| TASK STATEMENT |
Only lines holding the word "text" should be copied from the material.

| Dataset entries |
-- Begin --
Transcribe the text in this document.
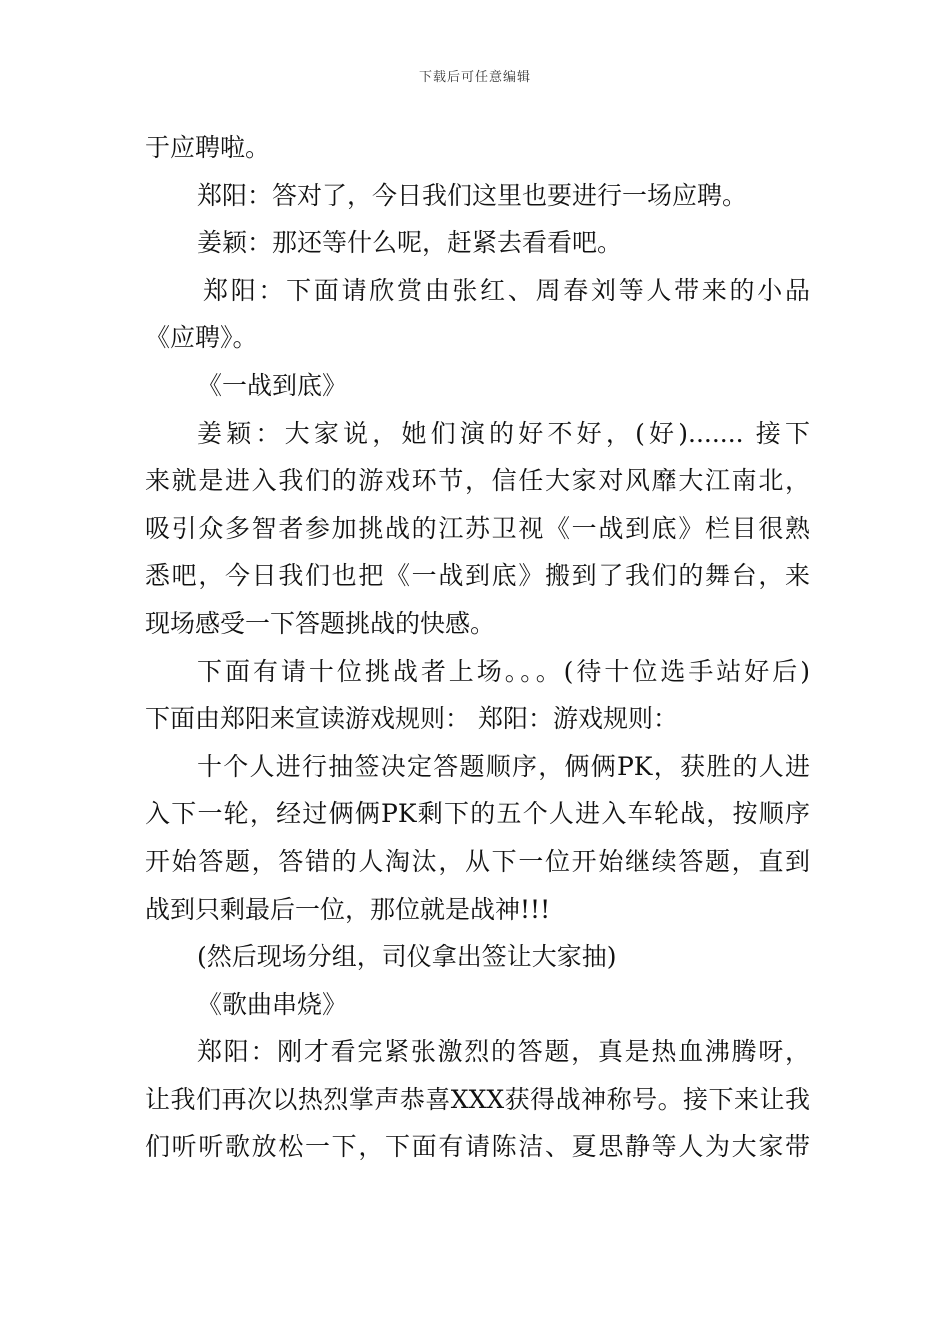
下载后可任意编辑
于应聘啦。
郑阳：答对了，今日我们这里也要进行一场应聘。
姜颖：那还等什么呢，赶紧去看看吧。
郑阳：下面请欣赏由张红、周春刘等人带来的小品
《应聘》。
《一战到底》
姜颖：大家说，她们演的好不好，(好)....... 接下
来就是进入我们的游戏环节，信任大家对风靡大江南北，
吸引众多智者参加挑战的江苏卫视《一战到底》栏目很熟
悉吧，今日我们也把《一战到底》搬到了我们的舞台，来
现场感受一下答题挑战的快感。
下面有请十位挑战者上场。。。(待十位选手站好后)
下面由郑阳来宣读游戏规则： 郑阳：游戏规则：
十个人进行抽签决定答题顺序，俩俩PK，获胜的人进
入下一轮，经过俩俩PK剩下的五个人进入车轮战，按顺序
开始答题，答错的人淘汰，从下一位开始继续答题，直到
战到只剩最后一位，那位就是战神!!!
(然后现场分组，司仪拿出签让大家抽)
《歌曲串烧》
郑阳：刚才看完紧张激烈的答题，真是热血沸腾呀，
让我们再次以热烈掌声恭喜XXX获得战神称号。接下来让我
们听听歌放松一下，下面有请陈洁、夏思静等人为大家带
-- End --
-- Begin --
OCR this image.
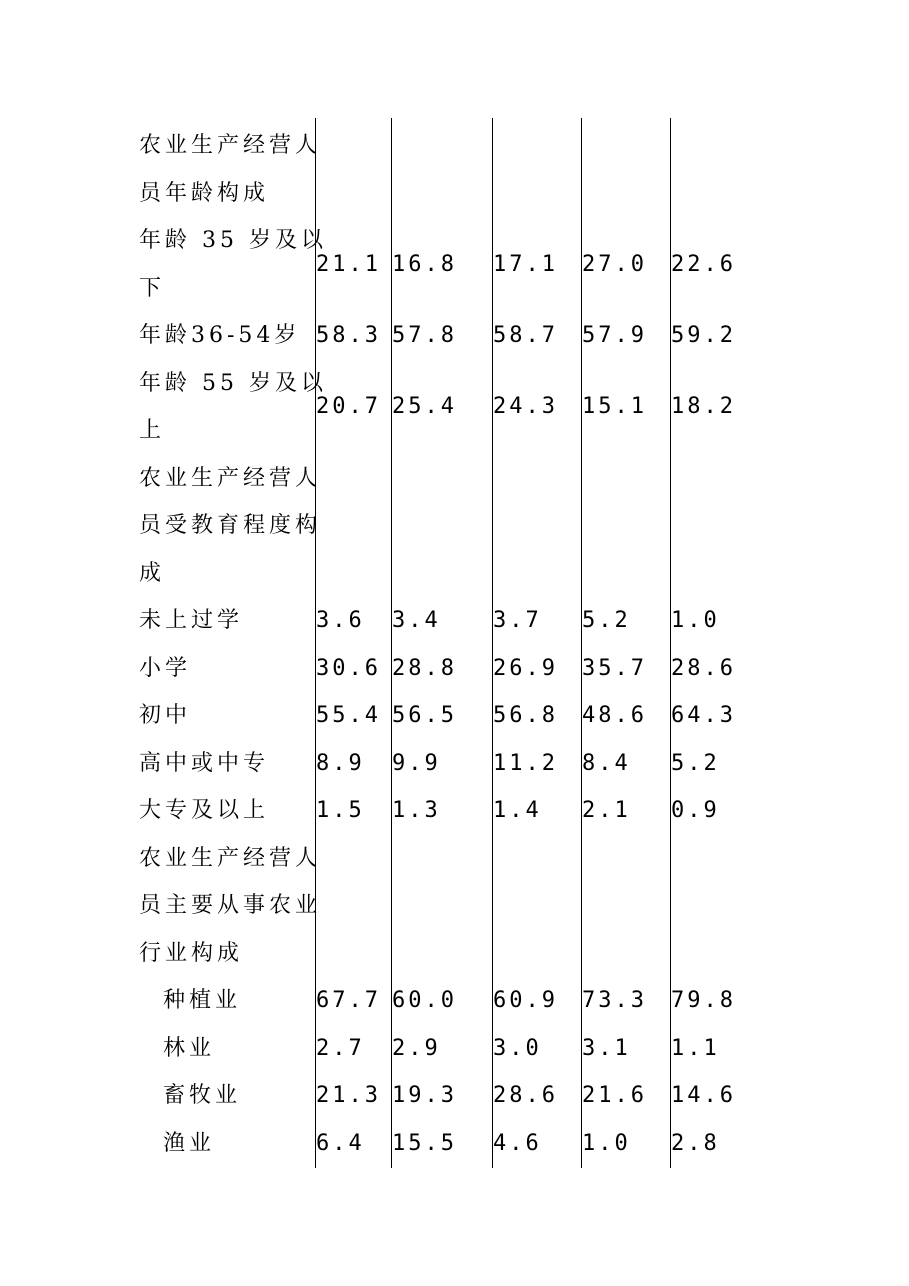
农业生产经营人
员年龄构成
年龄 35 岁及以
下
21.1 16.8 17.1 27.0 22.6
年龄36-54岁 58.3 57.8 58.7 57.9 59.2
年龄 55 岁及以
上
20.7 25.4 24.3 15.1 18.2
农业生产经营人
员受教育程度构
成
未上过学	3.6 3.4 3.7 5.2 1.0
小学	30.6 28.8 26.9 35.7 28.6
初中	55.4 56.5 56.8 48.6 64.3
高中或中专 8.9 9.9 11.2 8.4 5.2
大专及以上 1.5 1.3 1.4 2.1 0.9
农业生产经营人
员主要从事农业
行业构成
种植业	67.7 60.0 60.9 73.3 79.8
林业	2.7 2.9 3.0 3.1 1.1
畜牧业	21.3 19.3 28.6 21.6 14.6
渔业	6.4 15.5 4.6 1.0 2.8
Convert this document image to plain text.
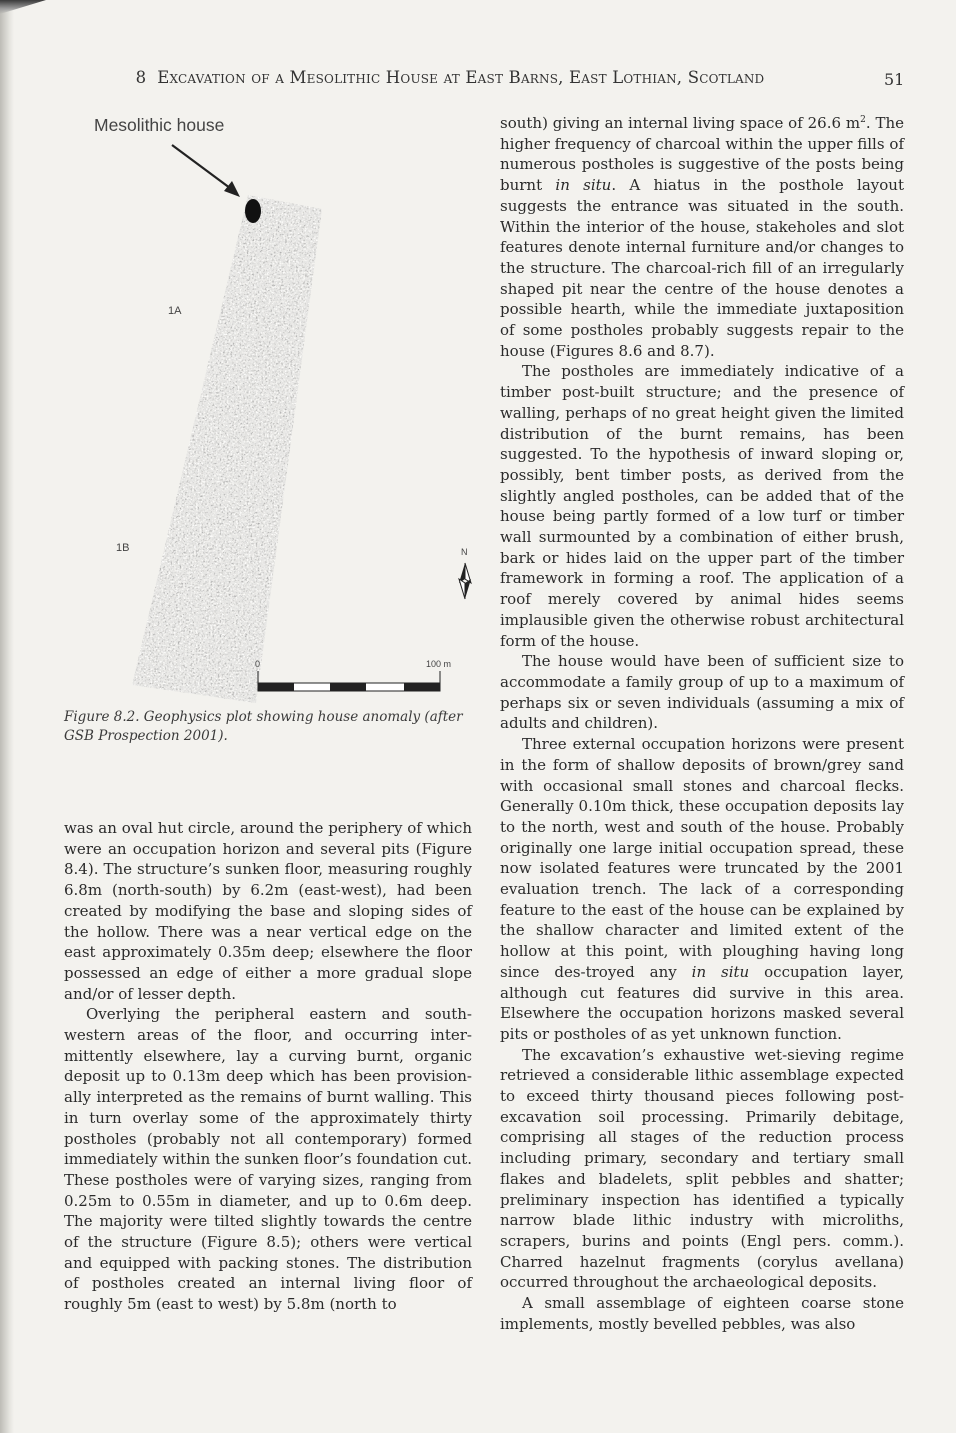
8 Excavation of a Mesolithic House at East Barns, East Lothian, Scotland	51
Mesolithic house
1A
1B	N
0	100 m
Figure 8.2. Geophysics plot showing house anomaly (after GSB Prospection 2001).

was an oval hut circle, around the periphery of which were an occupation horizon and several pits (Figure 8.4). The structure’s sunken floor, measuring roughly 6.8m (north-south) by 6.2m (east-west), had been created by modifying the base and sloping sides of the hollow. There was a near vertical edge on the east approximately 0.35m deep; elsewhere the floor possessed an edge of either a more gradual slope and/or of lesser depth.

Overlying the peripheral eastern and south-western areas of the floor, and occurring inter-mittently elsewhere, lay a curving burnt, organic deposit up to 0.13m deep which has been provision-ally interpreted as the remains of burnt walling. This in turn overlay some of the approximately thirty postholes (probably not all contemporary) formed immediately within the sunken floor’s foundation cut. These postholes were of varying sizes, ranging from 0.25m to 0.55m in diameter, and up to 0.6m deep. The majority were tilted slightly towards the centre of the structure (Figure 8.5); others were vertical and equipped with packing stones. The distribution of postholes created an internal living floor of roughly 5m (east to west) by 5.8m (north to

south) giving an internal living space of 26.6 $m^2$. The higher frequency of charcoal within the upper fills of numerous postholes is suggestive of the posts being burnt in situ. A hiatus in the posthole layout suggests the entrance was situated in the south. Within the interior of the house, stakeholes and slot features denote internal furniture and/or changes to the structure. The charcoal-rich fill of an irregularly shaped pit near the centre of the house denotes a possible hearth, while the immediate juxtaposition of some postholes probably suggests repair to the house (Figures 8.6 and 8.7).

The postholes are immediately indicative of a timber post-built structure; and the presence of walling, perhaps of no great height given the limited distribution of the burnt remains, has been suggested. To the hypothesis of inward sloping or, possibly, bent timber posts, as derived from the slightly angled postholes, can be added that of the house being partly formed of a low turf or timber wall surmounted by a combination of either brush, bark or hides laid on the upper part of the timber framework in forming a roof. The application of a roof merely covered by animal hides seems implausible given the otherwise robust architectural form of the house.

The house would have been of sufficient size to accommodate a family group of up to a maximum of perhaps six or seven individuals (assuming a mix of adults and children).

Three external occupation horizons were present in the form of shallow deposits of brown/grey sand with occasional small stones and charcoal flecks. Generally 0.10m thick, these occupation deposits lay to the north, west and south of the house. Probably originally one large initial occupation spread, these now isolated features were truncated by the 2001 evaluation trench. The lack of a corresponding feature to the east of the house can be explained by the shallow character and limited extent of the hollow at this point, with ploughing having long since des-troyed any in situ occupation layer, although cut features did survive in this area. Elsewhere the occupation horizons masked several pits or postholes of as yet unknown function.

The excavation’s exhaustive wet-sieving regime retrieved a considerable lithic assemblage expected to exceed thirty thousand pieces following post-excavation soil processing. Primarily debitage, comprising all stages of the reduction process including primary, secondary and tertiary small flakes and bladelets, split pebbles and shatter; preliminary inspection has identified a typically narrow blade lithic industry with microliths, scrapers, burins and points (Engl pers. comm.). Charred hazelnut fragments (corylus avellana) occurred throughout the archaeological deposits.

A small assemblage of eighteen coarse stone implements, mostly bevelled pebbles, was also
-- End --
| THE RESPONSE |
Transcribe the text in this document.
Convert this document image to plain text.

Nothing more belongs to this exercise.